-- Exercise objective --
Write out the listing from the line with "Serialize everything readable" to the line with "What data was", both lines included, exactly and nothing beyond. Leave pictures out.

-- Data in this exercise --
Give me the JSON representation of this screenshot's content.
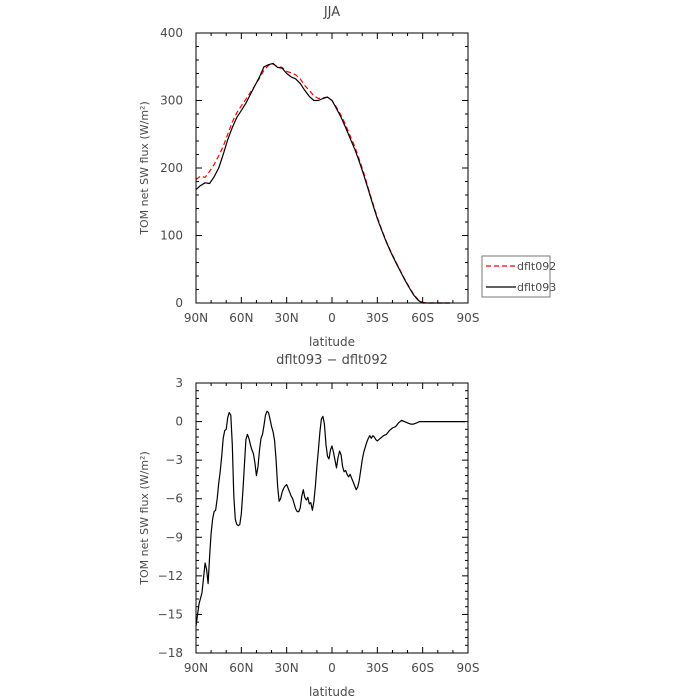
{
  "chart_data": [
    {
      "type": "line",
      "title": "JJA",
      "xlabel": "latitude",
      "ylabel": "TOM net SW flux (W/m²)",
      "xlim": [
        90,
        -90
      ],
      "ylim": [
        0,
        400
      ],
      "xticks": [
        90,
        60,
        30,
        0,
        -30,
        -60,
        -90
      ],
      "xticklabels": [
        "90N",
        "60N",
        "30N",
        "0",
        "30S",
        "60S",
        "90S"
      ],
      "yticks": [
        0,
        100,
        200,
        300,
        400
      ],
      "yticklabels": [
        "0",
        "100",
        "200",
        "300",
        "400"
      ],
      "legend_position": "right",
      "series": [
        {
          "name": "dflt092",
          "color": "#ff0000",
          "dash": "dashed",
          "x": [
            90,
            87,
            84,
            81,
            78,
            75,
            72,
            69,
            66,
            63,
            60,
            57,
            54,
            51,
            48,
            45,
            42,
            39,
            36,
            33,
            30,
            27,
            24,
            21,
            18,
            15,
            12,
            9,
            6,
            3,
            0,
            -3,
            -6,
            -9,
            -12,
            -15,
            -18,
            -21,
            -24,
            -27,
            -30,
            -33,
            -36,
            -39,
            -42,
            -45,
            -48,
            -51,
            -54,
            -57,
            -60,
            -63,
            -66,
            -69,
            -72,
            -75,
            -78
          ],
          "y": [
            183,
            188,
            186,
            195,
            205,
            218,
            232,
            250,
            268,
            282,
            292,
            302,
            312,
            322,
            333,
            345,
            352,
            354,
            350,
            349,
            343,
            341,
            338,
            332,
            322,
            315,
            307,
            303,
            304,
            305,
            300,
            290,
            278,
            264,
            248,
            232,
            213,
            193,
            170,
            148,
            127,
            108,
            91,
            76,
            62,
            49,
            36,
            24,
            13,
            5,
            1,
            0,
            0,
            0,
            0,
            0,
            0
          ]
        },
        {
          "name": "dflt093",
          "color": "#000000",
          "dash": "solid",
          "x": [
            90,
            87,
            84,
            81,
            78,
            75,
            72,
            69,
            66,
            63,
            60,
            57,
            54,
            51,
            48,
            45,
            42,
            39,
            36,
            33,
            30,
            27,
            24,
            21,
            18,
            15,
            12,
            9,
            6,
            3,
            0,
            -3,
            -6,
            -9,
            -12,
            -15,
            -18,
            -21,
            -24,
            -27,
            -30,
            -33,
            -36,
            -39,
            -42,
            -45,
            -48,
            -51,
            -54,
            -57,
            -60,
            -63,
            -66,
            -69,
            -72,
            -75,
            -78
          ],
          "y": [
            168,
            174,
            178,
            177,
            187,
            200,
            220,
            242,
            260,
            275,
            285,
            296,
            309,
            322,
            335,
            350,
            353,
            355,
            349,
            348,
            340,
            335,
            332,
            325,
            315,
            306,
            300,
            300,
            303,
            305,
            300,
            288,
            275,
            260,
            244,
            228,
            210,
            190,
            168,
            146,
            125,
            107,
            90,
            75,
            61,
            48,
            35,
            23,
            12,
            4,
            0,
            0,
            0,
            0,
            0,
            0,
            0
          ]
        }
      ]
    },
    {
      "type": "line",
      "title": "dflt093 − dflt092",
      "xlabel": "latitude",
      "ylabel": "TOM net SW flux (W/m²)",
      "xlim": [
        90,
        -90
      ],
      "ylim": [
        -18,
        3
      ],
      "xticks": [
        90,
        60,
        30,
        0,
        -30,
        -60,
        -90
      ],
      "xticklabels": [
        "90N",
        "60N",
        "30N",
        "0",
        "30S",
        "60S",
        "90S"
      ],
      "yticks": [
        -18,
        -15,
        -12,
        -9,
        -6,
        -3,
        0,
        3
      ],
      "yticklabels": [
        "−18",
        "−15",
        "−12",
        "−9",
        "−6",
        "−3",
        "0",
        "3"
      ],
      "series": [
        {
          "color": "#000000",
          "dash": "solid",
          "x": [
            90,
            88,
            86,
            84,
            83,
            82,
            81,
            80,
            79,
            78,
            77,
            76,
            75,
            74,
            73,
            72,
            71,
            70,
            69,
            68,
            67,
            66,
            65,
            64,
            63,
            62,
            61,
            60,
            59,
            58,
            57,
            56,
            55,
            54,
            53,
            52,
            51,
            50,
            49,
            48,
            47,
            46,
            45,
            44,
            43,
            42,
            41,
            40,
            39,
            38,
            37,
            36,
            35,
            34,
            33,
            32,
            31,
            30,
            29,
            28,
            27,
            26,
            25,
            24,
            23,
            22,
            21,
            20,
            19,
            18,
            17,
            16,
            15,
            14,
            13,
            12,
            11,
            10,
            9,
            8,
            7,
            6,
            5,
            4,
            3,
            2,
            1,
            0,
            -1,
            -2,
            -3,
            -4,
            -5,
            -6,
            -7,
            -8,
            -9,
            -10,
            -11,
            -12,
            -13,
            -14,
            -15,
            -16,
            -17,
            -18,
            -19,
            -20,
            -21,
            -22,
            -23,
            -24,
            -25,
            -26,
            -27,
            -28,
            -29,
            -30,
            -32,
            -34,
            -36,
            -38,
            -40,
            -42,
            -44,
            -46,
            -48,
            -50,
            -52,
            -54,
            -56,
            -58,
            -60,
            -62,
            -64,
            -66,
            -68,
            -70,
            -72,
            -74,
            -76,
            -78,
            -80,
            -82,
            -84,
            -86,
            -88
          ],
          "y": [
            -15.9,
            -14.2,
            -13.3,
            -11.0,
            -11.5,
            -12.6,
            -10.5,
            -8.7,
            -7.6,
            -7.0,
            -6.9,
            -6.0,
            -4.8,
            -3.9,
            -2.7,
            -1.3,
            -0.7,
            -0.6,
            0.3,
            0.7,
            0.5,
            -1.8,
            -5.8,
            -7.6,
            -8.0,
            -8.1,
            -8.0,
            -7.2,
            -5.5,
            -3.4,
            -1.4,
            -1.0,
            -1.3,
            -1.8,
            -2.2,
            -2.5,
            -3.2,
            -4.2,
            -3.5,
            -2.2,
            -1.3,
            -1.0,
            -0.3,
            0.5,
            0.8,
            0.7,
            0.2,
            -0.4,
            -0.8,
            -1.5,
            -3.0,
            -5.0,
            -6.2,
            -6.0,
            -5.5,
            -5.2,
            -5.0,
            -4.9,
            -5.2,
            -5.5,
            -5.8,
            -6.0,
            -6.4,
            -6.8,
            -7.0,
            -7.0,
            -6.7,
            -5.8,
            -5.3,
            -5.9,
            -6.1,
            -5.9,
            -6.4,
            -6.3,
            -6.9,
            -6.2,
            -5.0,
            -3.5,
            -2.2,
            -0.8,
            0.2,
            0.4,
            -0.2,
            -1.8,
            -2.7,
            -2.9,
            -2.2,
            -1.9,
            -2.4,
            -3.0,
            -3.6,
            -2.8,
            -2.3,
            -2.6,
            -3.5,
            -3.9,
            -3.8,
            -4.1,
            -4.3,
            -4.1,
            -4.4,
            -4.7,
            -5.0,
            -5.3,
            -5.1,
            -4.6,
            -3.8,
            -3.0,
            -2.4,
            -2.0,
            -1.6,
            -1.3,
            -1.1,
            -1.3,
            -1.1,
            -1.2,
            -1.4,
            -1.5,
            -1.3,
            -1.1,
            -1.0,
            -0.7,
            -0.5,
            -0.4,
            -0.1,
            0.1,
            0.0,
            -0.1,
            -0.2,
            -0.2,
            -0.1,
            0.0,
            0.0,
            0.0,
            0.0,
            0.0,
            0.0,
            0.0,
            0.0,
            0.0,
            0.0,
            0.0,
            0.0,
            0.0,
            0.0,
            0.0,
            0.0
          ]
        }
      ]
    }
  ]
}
--
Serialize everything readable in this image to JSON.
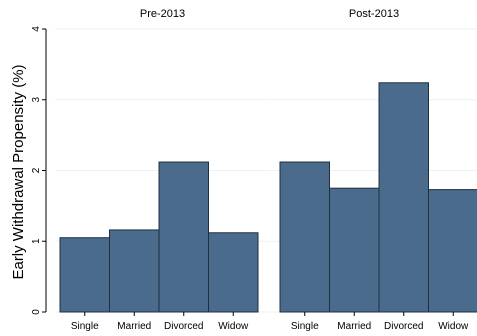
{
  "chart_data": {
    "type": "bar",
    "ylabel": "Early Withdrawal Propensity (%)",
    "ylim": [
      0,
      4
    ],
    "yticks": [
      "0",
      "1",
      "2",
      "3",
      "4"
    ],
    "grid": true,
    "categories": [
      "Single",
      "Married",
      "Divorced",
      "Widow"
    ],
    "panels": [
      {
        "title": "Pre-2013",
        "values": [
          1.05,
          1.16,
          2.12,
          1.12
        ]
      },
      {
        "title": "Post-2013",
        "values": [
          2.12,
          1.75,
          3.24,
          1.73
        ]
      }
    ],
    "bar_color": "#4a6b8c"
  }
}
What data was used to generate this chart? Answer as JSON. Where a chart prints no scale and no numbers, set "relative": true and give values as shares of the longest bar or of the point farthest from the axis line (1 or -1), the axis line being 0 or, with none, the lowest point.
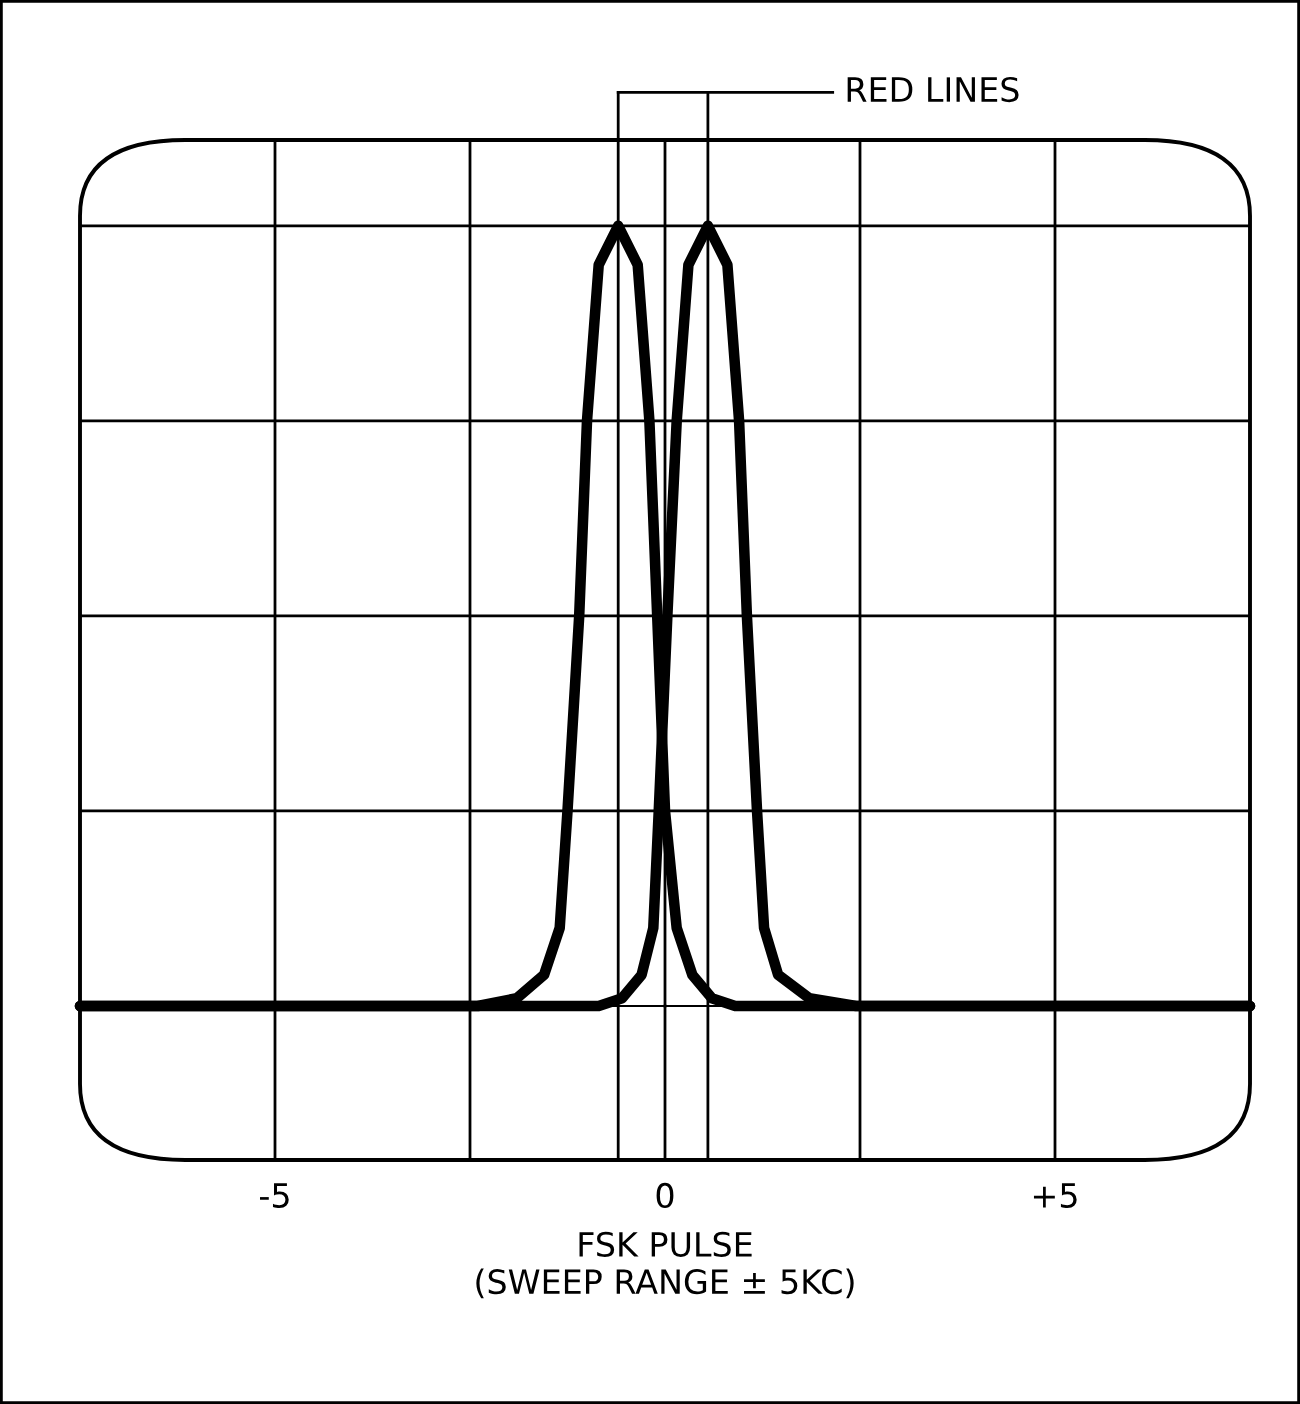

-- Task response --
Serialize everything readable in this image to JSON.
{
  "chart_data": {
    "type": "bar",
    "ylabel": "Early Withdrawal Propensity (%)",
    "ylim": [
      0,
      4
    ],
    "yticks": [
      "0",
      "1",
      "2",
      "3",
      "4"
    ],
    "grid": true,
    "categories": [
      "Single",
      "Married",
      "Divorced",
      "Widow"
    ],
    "panels": [
      {
        "title": "Pre-2013",
        "values": [
          1.05,
          1.16,
          2.12,
          1.12
        ]
      },
      {
        "title": "Post-2013",
        "values": [
          2.12,
          1.75,
          3.24,
          1.73
        ]
      }
    ],
    "bar_color": "#4a6b8c"
  }
}
What data was used to generate this chart? Answer as JSON. Where a chart prints no scale and no numbers, set "relative": true and give values as shares of the longest bar or of the point farthest from the axis line (1 or -1), the axis line being 0 or, with none, the lowest point.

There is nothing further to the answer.